Output the material beneath exactly, leaving nothing out.

(Rows from a dataset)
☆ ☆ ☆
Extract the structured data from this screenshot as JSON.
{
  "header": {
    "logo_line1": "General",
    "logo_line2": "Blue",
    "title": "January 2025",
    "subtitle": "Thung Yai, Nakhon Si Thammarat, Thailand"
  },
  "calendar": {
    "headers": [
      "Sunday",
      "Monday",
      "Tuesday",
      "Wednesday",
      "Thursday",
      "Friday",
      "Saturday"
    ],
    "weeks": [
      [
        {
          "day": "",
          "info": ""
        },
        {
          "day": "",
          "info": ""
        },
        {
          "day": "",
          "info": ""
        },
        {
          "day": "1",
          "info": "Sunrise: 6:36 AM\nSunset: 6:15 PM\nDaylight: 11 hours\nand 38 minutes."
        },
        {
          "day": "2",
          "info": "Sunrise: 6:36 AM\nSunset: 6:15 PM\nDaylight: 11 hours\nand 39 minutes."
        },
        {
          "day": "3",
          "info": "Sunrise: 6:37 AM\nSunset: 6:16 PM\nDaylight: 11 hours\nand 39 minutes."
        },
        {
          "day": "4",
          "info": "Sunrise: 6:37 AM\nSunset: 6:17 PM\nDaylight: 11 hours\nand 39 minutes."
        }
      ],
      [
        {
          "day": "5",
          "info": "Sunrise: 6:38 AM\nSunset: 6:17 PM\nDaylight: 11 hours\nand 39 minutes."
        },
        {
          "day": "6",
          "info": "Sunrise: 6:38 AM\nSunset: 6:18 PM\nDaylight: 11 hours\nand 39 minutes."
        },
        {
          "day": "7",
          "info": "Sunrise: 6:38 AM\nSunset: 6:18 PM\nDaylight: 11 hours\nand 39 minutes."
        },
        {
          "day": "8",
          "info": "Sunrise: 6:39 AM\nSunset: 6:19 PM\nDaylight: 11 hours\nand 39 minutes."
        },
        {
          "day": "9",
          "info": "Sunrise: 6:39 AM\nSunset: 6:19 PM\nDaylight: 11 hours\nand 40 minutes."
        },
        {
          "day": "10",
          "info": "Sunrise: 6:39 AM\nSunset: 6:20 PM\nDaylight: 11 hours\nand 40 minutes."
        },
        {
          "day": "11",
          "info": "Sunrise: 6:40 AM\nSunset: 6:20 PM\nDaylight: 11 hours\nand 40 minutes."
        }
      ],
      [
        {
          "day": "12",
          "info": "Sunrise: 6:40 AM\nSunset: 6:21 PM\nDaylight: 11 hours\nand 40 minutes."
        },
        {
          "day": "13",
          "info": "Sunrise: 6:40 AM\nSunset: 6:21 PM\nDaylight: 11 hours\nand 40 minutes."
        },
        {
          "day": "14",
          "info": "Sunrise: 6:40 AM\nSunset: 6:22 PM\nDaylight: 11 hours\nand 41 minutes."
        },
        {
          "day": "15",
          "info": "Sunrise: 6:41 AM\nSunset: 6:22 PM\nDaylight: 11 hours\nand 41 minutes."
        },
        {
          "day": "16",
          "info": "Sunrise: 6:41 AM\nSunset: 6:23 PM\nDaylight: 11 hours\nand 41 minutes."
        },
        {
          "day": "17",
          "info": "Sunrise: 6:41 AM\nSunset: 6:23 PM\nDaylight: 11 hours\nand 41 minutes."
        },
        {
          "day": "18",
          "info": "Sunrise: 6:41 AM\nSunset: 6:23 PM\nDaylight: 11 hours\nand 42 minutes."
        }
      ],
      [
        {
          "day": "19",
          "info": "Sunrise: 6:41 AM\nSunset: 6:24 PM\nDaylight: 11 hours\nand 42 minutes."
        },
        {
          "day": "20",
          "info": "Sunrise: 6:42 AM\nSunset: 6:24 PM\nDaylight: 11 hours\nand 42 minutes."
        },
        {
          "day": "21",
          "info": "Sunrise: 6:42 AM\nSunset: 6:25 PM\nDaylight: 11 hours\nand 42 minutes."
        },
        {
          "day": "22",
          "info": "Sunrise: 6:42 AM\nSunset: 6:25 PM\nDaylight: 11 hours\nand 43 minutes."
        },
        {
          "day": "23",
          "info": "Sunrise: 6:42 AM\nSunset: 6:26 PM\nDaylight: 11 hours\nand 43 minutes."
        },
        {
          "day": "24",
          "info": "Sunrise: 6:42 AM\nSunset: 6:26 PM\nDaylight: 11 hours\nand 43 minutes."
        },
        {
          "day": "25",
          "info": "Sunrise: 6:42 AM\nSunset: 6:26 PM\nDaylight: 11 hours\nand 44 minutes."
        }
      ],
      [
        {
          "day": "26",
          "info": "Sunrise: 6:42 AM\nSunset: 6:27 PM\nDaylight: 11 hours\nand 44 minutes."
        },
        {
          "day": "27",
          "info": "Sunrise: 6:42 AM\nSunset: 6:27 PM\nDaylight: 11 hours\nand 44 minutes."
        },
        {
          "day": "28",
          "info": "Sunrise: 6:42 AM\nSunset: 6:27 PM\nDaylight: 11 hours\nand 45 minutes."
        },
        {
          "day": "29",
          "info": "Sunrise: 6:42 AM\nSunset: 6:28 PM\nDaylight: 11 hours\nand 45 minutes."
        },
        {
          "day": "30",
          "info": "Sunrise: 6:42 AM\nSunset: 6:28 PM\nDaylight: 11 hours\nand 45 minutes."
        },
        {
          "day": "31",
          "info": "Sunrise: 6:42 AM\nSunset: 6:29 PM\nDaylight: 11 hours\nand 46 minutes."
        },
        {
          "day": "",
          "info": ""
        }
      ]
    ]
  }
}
☆ ☆ ☆
Finished answer »
Extract the structured data from this screenshot as JSON.
{
  "header": {
    "logo_line1": "General",
    "logo_line2": "Blue",
    "title": "January 2025",
    "subtitle": "Thung Yai, Nakhon Si Thammarat, Thailand"
  },
  "calendar": {
    "headers": [
      "Sunday",
      "Monday",
      "Tuesday",
      "Wednesday",
      "Thursday",
      "Friday",
      "Saturday"
    ],
    "weeks": [
      [
        {
          "day": "",
          "info": ""
        },
        {
          "day": "",
          "info": ""
        },
        {
          "day": "",
          "info": ""
        },
        {
          "day": "1",
          "info": "Sunrise: 6:36 AM\nSunset: 6:15 PM\nDaylight: 11 hours\nand 38 minutes."
        },
        {
          "day": "2",
          "info": "Sunrise: 6:36 AM\nSunset: 6:15 PM\nDaylight: 11 hours\nand 39 minutes."
        },
        {
          "day": "3",
          "info": "Sunrise: 6:37 AM\nSunset: 6:16 PM\nDaylight: 11 hours\nand 39 minutes."
        },
        {
          "day": "4",
          "info": "Sunrise: 6:37 AM\nSunset: 6:17 PM\nDaylight: 11 hours\nand 39 minutes."
        }
      ],
      [
        {
          "day": "5",
          "info": "Sunrise: 6:38 AM\nSunset: 6:17 PM\nDaylight: 11 hours\nand 39 minutes."
        },
        {
          "day": "6",
          "info": "Sunrise: 6:38 AM\nSunset: 6:18 PM\nDaylight: 11 hours\nand 39 minutes."
        },
        {
          "day": "7",
          "info": "Sunrise: 6:38 AM\nSunset: 6:18 PM\nDaylight: 11 hours\nand 39 minutes."
        },
        {
          "day": "8",
          "info": "Sunrise: 6:39 AM\nSunset: 6:19 PM\nDaylight: 11 hours\nand 39 minutes."
        },
        {
          "day": "9",
          "info": "Sunrise: 6:39 AM\nSunset: 6:19 PM\nDaylight: 11 hours\nand 40 minutes."
        },
        {
          "day": "10",
          "info": "Sunrise: 6:39 AM\nSunset: 6:20 PM\nDaylight: 11 hours\nand 40 minutes."
        },
        {
          "day": "11",
          "info": "Sunrise: 6:40 AM\nSunset: 6:20 PM\nDaylight: 11 hours\nand 40 minutes."
        }
      ],
      [
        {
          "day": "12",
          "info": "Sunrise: 6:40 AM\nSunset: 6:21 PM\nDaylight: 11 hours\nand 40 minutes."
        },
        {
          "day": "13",
          "info": "Sunrise: 6:40 AM\nSunset: 6:21 PM\nDaylight: 11 hours\nand 40 minutes."
        },
        {
          "day": "14",
          "info": "Sunrise: 6:40 AM\nSunset: 6:22 PM\nDaylight: 11 hours\nand 41 minutes."
        },
        {
          "day": "15",
          "info": "Sunrise: 6:41 AM\nSunset: 6:22 PM\nDaylight: 11 hours\nand 41 minutes."
        },
        {
          "day": "16",
          "info": "Sunrise: 6:41 AM\nSunset: 6:23 PM\nDaylight: 11 hours\nand 41 minutes."
        },
        {
          "day": "17",
          "info": "Sunrise: 6:41 AM\nSunset: 6:23 PM\nDaylight: 11 hours\nand 41 minutes."
        },
        {
          "day": "18",
          "info": "Sunrise: 6:41 AM\nSunset: 6:23 PM\nDaylight: 11 hours\nand 42 minutes."
        }
      ],
      [
        {
          "day": "19",
          "info": "Sunrise: 6:41 AM\nSunset: 6:24 PM\nDaylight: 11 hours\nand 42 minutes."
        },
        {
          "day": "20",
          "info": "Sunrise: 6:42 AM\nSunset: 6:24 PM\nDaylight: 11 hours\nand 42 minutes."
        },
        {
          "day": "21",
          "info": "Sunrise: 6:42 AM\nSunset: 6:25 PM\nDaylight: 11 hours\nand 42 minutes."
        },
        {
          "day": "22",
          "info": "Sunrise: 6:42 AM\nSunset: 6:25 PM\nDaylight: 11 hours\nand 43 minutes."
        },
        {
          "day": "23",
          "info": "Sunrise: 6:42 AM\nSunset: 6:26 PM\nDaylight: 11 hours\nand 43 minutes."
        },
        {
          "day": "24",
          "info": "Sunrise: 6:42 AM\nSunset: 6:26 PM\nDaylight: 11 hours\nand 43 minutes."
        },
        {
          "day": "25",
          "info": "Sunrise: 6:42 AM\nSunset: 6:26 PM\nDaylight: 11 hours\nand 44 minutes."
        }
      ],
      [
        {
          "day": "26",
          "info": "Sunrise: 6:42 AM\nSunset: 6:27 PM\nDaylight: 11 hours\nand 44 minutes."
        },
        {
          "day": "27",
          "info": "Sunrise: 6:42 AM\nSunset: 6:27 PM\nDaylight: 11 hours\nand 44 minutes."
        },
        {
          "day": "28",
          "info": "Sunrise: 6:42 AM\nSunset: 6:27 PM\nDaylight: 11 hours\nand 45 minutes."
        },
        {
          "day": "29",
          "info": "Sunrise: 6:42 AM\nSunset: 6:28 PM\nDaylight: 11 hours\nand 45 minutes."
        },
        {
          "day": "30",
          "info": "Sunrise: 6:42 AM\nSunset: 6:28 PM\nDaylight: 11 hours\nand 45 minutes."
        },
        {
          "day": "31",
          "info": "Sunrise: 6:42 AM\nSunset: 6:29 PM\nDaylight: 11 hours\nand 46 minutes."
        },
        {
          "day": "",
          "info": ""
        }
      ]
    ]
  }
}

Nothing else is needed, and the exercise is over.